REQUIREMENT. Reply with one number: the count of lines in the data that hold the string "больше".

Data entries:
>>>>
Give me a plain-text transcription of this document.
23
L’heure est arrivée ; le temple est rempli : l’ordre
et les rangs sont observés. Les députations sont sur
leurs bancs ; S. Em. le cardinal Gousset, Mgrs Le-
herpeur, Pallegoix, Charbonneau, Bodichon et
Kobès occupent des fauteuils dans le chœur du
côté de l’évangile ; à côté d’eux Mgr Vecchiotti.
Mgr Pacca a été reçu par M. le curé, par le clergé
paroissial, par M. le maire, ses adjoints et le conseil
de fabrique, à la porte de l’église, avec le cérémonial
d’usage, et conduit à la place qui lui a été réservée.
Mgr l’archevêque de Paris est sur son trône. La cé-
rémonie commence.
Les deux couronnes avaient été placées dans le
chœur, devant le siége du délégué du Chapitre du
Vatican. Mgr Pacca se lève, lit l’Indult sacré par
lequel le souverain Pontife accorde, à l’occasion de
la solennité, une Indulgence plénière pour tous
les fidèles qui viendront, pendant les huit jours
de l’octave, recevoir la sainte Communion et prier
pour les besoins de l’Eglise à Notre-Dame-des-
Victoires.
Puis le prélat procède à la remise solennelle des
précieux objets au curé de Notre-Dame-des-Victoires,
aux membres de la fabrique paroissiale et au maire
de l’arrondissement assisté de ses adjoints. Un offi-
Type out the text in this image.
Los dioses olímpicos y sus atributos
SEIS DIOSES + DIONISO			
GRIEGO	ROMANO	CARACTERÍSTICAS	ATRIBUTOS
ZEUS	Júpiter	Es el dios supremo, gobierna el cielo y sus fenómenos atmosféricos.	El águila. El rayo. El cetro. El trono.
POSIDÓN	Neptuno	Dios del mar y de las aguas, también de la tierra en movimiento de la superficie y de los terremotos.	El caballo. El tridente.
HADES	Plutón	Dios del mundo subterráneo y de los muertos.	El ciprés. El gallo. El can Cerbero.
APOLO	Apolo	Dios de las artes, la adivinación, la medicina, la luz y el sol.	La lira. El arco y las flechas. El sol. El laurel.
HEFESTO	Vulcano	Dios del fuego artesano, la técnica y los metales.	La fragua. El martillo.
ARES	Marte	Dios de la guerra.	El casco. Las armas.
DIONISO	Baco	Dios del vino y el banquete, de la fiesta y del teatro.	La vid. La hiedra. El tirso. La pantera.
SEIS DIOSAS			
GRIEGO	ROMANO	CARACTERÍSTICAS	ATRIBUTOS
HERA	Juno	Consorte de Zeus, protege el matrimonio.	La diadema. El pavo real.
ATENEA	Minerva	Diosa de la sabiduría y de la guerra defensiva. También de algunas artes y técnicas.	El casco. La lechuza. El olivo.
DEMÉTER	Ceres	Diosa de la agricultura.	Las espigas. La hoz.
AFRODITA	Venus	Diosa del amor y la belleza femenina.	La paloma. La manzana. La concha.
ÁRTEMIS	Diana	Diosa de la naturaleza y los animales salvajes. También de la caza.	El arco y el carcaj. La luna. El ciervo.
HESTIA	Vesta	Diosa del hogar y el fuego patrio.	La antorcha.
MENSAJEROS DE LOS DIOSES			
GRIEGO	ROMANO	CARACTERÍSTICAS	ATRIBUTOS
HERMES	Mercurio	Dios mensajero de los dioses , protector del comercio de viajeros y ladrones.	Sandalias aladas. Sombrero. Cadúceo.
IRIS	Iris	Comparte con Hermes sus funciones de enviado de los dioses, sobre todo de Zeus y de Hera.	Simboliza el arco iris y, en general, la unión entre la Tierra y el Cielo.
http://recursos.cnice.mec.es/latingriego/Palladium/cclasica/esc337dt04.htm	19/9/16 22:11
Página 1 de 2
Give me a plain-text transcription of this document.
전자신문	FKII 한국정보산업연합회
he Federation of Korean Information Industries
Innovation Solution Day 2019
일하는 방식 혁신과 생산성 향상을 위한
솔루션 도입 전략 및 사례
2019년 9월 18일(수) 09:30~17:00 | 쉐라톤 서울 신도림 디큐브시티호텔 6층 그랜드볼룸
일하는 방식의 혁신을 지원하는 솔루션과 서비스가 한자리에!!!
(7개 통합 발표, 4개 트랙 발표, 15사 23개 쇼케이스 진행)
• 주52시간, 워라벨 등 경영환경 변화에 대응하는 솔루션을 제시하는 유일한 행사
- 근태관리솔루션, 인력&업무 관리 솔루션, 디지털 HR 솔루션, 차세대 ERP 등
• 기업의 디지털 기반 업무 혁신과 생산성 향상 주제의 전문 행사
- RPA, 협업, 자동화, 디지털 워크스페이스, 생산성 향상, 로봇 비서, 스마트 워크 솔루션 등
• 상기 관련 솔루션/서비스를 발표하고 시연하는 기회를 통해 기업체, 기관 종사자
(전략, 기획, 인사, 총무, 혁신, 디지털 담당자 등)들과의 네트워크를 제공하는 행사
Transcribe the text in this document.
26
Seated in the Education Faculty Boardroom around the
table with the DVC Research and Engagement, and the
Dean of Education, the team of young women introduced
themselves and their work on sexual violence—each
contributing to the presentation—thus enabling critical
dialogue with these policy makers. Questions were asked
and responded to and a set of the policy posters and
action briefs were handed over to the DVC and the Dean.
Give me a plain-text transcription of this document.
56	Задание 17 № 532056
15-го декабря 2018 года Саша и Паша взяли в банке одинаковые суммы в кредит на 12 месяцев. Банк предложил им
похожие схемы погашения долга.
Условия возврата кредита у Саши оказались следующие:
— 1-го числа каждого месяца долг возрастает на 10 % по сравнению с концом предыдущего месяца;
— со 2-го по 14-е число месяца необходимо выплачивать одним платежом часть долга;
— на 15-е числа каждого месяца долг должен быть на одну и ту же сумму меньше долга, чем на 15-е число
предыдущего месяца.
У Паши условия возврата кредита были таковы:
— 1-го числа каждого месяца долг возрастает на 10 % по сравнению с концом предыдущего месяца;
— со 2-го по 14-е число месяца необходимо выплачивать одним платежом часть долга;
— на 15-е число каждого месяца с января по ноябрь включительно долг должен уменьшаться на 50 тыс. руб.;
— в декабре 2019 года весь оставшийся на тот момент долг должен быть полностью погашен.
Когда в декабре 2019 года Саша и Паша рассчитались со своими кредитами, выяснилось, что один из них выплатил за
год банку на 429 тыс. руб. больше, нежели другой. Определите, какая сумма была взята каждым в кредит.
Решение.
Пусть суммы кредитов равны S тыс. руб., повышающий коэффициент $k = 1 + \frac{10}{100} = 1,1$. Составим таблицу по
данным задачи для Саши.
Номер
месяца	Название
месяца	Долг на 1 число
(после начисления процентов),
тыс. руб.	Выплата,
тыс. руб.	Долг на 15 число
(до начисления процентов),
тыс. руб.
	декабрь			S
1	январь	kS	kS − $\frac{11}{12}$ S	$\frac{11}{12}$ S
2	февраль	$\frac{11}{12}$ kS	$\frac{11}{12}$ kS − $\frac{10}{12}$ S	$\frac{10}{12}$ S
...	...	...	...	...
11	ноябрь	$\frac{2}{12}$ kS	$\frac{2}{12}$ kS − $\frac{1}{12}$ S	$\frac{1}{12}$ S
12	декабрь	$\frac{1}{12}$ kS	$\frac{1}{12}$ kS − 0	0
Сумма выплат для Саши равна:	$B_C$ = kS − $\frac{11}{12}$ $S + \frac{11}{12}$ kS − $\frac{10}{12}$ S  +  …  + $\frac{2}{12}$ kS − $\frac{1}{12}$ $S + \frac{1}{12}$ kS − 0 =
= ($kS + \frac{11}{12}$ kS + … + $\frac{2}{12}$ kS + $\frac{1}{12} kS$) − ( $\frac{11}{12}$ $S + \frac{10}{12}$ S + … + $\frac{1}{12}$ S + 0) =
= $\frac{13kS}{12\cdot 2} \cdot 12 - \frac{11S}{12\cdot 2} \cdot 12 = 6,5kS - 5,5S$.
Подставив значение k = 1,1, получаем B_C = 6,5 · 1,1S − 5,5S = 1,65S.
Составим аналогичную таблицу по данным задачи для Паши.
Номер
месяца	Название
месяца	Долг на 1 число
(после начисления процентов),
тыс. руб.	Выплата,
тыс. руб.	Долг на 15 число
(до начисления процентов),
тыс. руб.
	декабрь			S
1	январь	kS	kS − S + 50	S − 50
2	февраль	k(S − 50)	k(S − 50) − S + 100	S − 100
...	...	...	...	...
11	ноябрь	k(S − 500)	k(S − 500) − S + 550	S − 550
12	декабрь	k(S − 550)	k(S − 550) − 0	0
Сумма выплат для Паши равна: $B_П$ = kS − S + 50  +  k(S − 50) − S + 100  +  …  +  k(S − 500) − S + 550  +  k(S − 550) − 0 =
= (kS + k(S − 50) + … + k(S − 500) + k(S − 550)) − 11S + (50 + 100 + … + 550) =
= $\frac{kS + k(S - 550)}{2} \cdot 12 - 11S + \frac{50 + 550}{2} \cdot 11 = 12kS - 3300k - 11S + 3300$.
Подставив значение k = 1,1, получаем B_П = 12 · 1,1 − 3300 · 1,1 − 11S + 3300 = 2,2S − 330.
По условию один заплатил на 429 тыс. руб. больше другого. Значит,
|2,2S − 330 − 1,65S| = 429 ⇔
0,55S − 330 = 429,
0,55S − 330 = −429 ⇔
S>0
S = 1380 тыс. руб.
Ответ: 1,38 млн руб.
<<<<
ANSWER FOR THE TASK. 2